Dataset records
☆ ☆ ☆
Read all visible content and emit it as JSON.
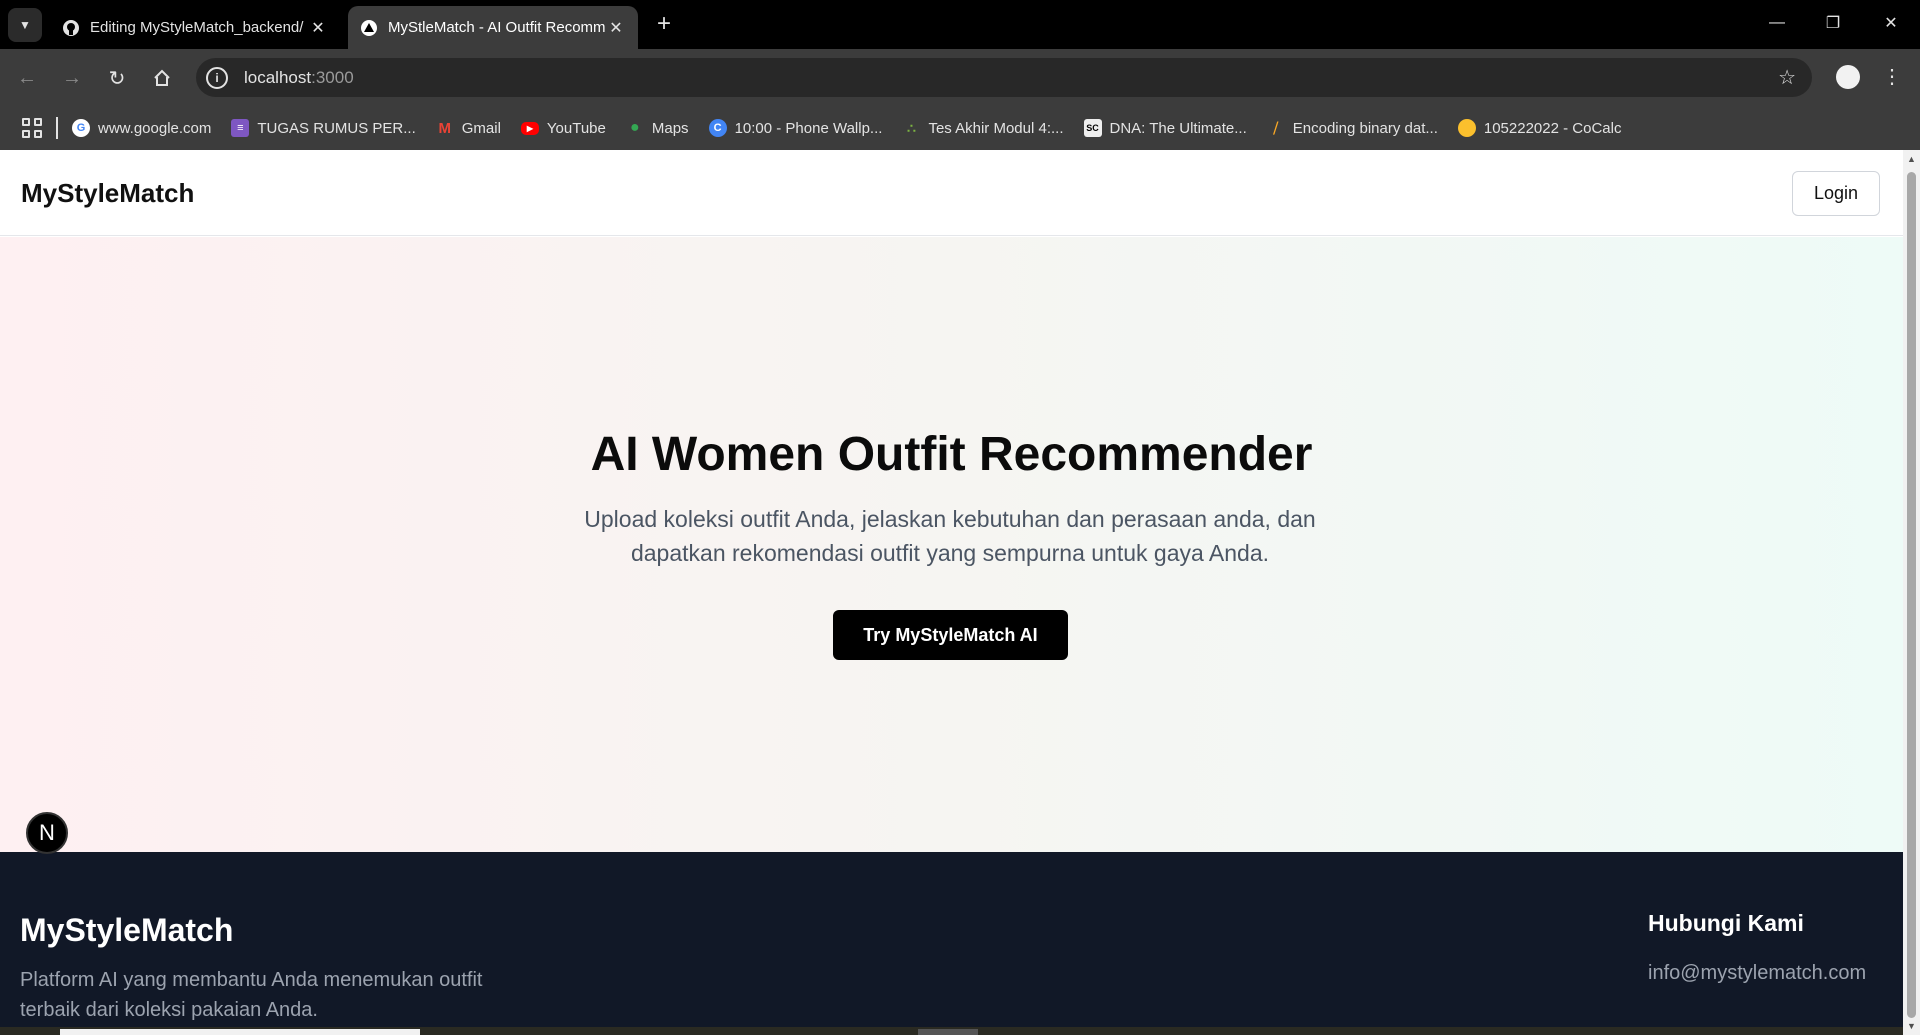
{
  "browser": {
    "tabs": [
      {
        "title": "Editing MyStyleMatch_backend/",
        "active": false,
        "icon": "github-icon"
      },
      {
        "title": "MyStleMatch - AI Outfit Recomm",
        "active": true,
        "icon": "nextjs-triangle-icon"
      }
    ],
    "address": {
      "host": "localhost",
      "port": ":3000"
    },
    "bookmarks": [
      {
        "label": "www.google.com",
        "icon": "google-icon",
        "color": "#ffffff"
      },
      {
        "label": "TUGAS RUMUS PER...",
        "icon": "forms-icon",
        "color": "#7e57c2"
      },
      {
        "label": "Gmail",
        "icon": "gmail-icon",
        "color": "#ea4335"
      },
      {
        "label": "YouTube",
        "icon": "youtube-icon",
        "color": "#ff0000"
      },
      {
        "label": "Maps",
        "icon": "maps-icon",
        "color": "#34a853"
      },
      {
        "label": "10:00 - Phone Wallp...",
        "icon": "wallpaper-icon",
        "color": "#4285f4"
      },
      {
        "label": "Tes Akhir Modul 4:...",
        "icon": "dots-icon",
        "color": "#7cb342"
      },
      {
        "label": "DNA: The Ultimate...",
        "icon": "dna-icon",
        "color": "#eeeeee"
      },
      {
        "label": "Encoding binary dat...",
        "icon": "stripes-icon",
        "color": "#f9a825"
      },
      {
        "label": "105222022 - CoCalc",
        "icon": "cocalc-icon",
        "color": "#fbc02d"
      }
    ]
  },
  "site": {
    "header": {
      "logo": "MyStyleMatch",
      "login_label": "Login"
    },
    "hero": {
      "title": "AI Women Outfit Recommender",
      "subtitle": "Upload koleksi outfit Anda, jelaskan kebutuhan dan perasaan anda, dan dapatkan rekomendasi outfit yang sempurna untuk gaya Anda.",
      "cta_label": "Try MyStyleMatch AI"
    },
    "footer": {
      "logo": "MyStyleMatch",
      "description": "Platform AI yang membantu Anda menemukan outfit terbaik dari koleksi pakaian Anda.",
      "contact_title": "Hubungi Kami",
      "email": "info@mystylematch.com"
    },
    "next_badge": "N"
  },
  "colors": {
    "hero_left": "#fef0f2",
    "hero_right": "#eefbf7",
    "footer_bg": "#111827",
    "cta_bg": "#000000"
  }
}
☆ ☆ ☆
> Task brief: The lines above form a set of records; determine how many of them contain the string "Anda" and give that number alone.

> The output: 2